SHORT TASK:
Make an exact copy of the records, with the pictures left out.

ENTRIES SUPPLIED:
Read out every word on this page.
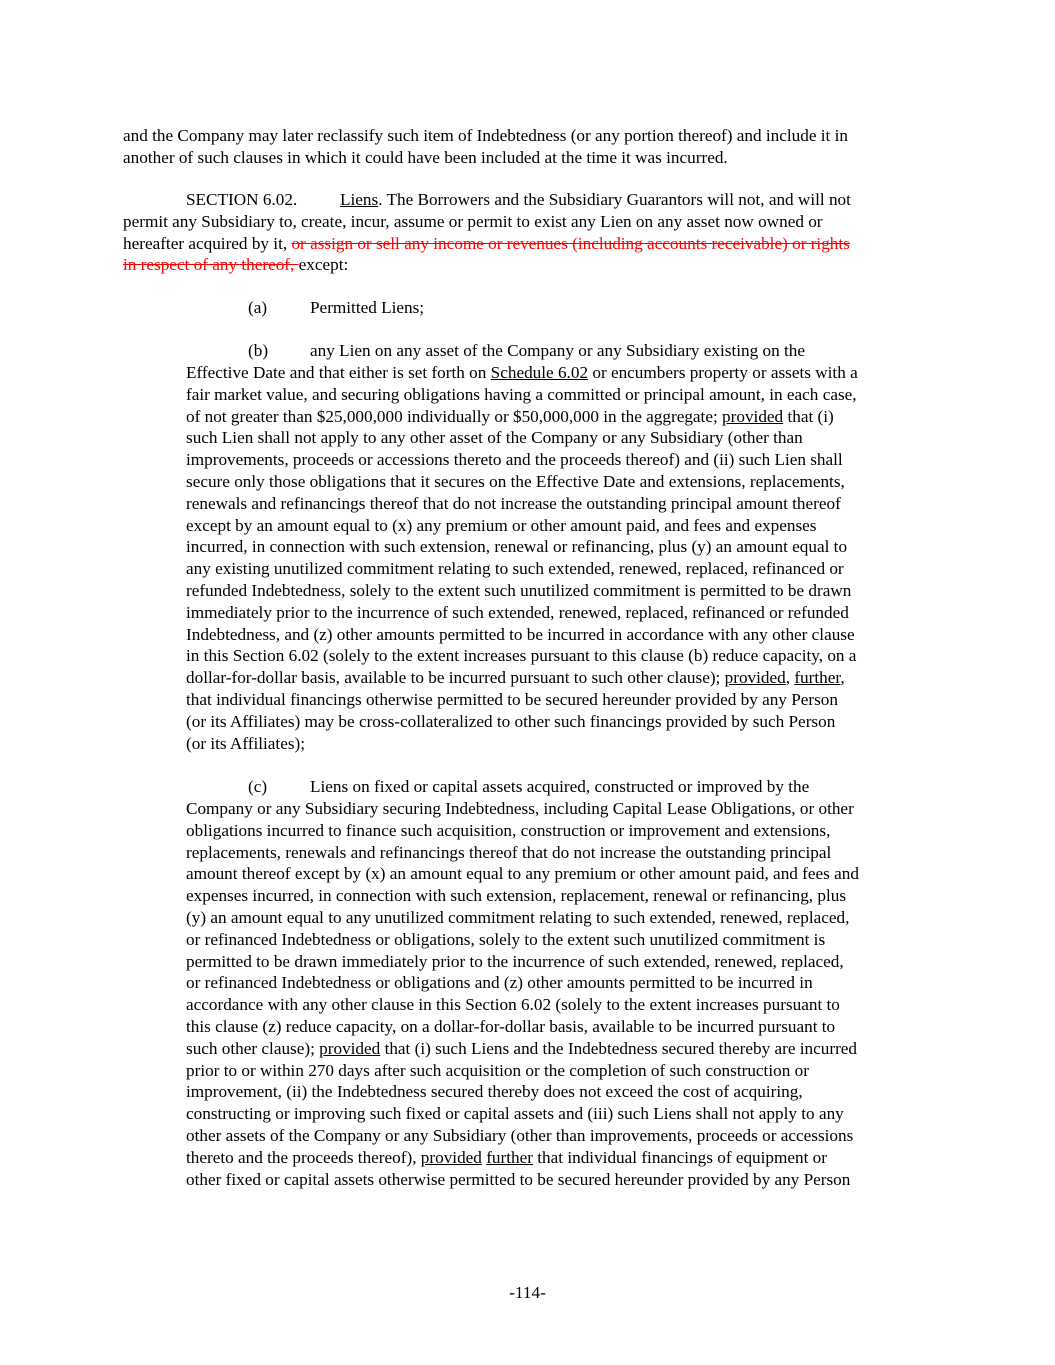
and the Company may later reclassify such item of Indebtedness (or any portion thereof) and include it in
another of such clauses in which it could have been included at the time it was incurred.
SECTION 6.02. Liens. The Borrowers and the Subsidiary Guarantors will not, and will not
permit any Subsidiary to, create, incur, assume or permit to exist any Lien on any asset now owned or
hereafter acquired by it, or assign or sell any income or revenues (including accounts receivable) or rights
in respect of any thereof, except:
(a) Permitted Liens;
(b) any Lien on any asset of the Company or any Subsidiary existing on the
Effective Date and that either is set forth on Schedule 6.02 or encumbers property or assets with a
fair market value, and securing obligations having a committed or principal amount, in each case,
of not greater than $25,000,000 individually or $50,000,000 in the aggregate; provided that (i)
such Lien shall not apply to any other asset of the Company or any Subsidiary (other than
improvements, proceeds or accessions thereto and the proceeds thereof) and (ii) such Lien shall
secure only those obligations that it secures on the Effective Date and extensions, replacements,
renewals and refinancings thereof that do not increase the outstanding principal amount thereof
except by an amount equal to (x) any premium or other amount paid, and fees and expenses
incurred, in connection with such extension, renewal or refinancing, plus (y) an amount equal to
any existing unutilized commitment relating to such extended, renewed, replaced, refinanced or
refunded Indebtedness, solely to the extent such unutilized commitment is permitted to be drawn
immediately prior to the incurrence of such extended, renewed, replaced, refinanced or refunded
Indebtedness, and (z) other amounts permitted to be incurred in accordance with any other clause
in this Section 6.02 (solely to the extent increases pursuant to this clause (b) reduce capacity, on a
dollar-for-dollar basis, available to be incurred pursuant to such other clause); provided, further,
that individual financings otherwise permitted to be secured hereunder provided by any Person
(or its Affiliates) may be cross-collateralized to other such financings provided by such Person
(or its Affiliates);
(c) Liens on fixed or capital assets acquired, constructed or improved by the
Company or any Subsidiary securing Indebtedness, including Capital Lease Obligations, or other
obligations incurred to finance such acquisition, construction or improvement and extensions,
replacements, renewals and refinancings thereof that do not increase the outstanding principal
amount thereof except by (x) an amount equal to any premium or other amount paid, and fees and
expenses incurred, in connection with such extension, replacement, renewal or refinancing, plus
(y) an amount equal to any unutilized commitment relating to such extended, renewed, replaced,
or refinanced Indebtedness or obligations, solely to the extent such unutilized commitment is
permitted to be drawn immediately prior to the incurrence of such extended, renewed, replaced,
or refinanced Indebtedness or obligations and (z) other amounts permitted to be incurred in
accordance with any other clause in this Section 6.02 (solely to the extent increases pursuant to
this clause (z) reduce capacity, on a dollar-for-dollar basis, available to be incurred pursuant to
such other clause); provided that (i) such Liens and the Indebtedness secured thereby are incurred
prior to or within 270 days after such acquisition or the completion of such construction or
improvement, (ii) the Indebtedness secured thereby does not exceed the cost of acquiring,
constructing or improving such fixed or capital assets and (iii) such Liens shall not apply to any
other assets of the Company or any Subsidiary (other than improvements, proceeds or accessions
thereto and the proceeds thereof), provided further that individual financings of equipment or
other fixed or capital assets otherwise permitted to be secured hereunder provided by any Person
-114-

THE COMPLETED TASK:
Read out every word on this page.
and the Company may later reclassify such item of Indebtedness (or any portion thereof) and include it in
another of such clauses in which it could have been included at the time it was incurred.
SECTION 6.02. Liens. The Borrowers and the Subsidiary Guarantors will not, and will not
permit any Subsidiary to, create, incur, assume or permit to exist any Lien on any asset now owned or
hereafter acquired by it, or assign or sell any income or revenues (including accounts receivable) or rights
in respect of any thereof, except:
(a) Permitted Liens;
(b) any Lien on any asset of the Company or any Subsidiary existing on the
Effective Date and that either is set forth on Schedule 6.02 or encumbers property or assets with a
fair market value, and securing obligations having a committed or principal amount, in each case,
of not greater than $25,000,000 individually or $50,000,000 in the aggregate; provided that (i)
such Lien shall not apply to any other asset of the Company or any Subsidiary (other than
improvements, proceeds or accessions thereto and the proceeds thereof) and (ii) such Lien shall
secure only those obligations that it secures on the Effective Date and extensions, replacements,
renewals and refinancings thereof that do not increase the outstanding principal amount thereof
except by an amount equal to (x) any premium or other amount paid, and fees and expenses
incurred, in connection with such extension, renewal or refinancing, plus (y) an amount equal to
any existing unutilized commitment relating to such extended, renewed, replaced, refinanced or
refunded Indebtedness, solely to the extent such unutilized commitment is permitted to be drawn
immediately prior to the incurrence of such extended, renewed, replaced, refinanced or refunded
Indebtedness, and (z) other amounts permitted to be incurred in accordance with any other clause
in this Section 6.02 (solely to the extent increases pursuant to this clause (b) reduce capacity, on a
dollar-for-dollar basis, available to be incurred pursuant to such other clause); provided, further,
that individual financings otherwise permitted to be secured hereunder provided by any Person
(or its Affiliates) may be cross-collateralized to other such financings provided by such Person
(or its Affiliates);
(c) Liens on fixed or capital assets acquired, constructed or improved by the
Company or any Subsidiary securing Indebtedness, including Capital Lease Obligations, or other
obligations incurred to finance such acquisition, construction or improvement and extensions,
replacements, renewals and refinancings thereof that do not increase the outstanding principal
amount thereof except by (x) an amount equal to any premium or other amount paid, and fees and
expenses incurred, in connection with such extension, replacement, renewal or refinancing, plus
(y) an amount equal to any unutilized commitment relating to such extended, renewed, replaced,
or refinanced Indebtedness or obligations, solely to the extent such unutilized commitment is
permitted to be drawn immediately prior to the incurrence of such extended, renewed, replaced,
or refinanced Indebtedness or obligations and (z) other amounts permitted to be incurred in
accordance with any other clause in this Section 6.02 (solely to the extent increases pursuant to
this clause (z) reduce capacity, on a dollar-for-dollar basis, available to be incurred pursuant to
such other clause); provided that (i) such Liens and the Indebtedness secured thereby are incurred
prior to or within 270 days after such acquisition or the completion of such construction or
improvement, (ii) the Indebtedness secured thereby does not exceed the cost of acquiring,
constructing or improving such fixed or capital assets and (iii) such Liens shall not apply to any
other assets of the Company or any Subsidiary (other than improvements, proceeds or accessions
thereto and the proceeds thereof), provided further that individual financings of equipment or
other fixed or capital assets otherwise permitted to be secured hereunder provided by any Person
-114-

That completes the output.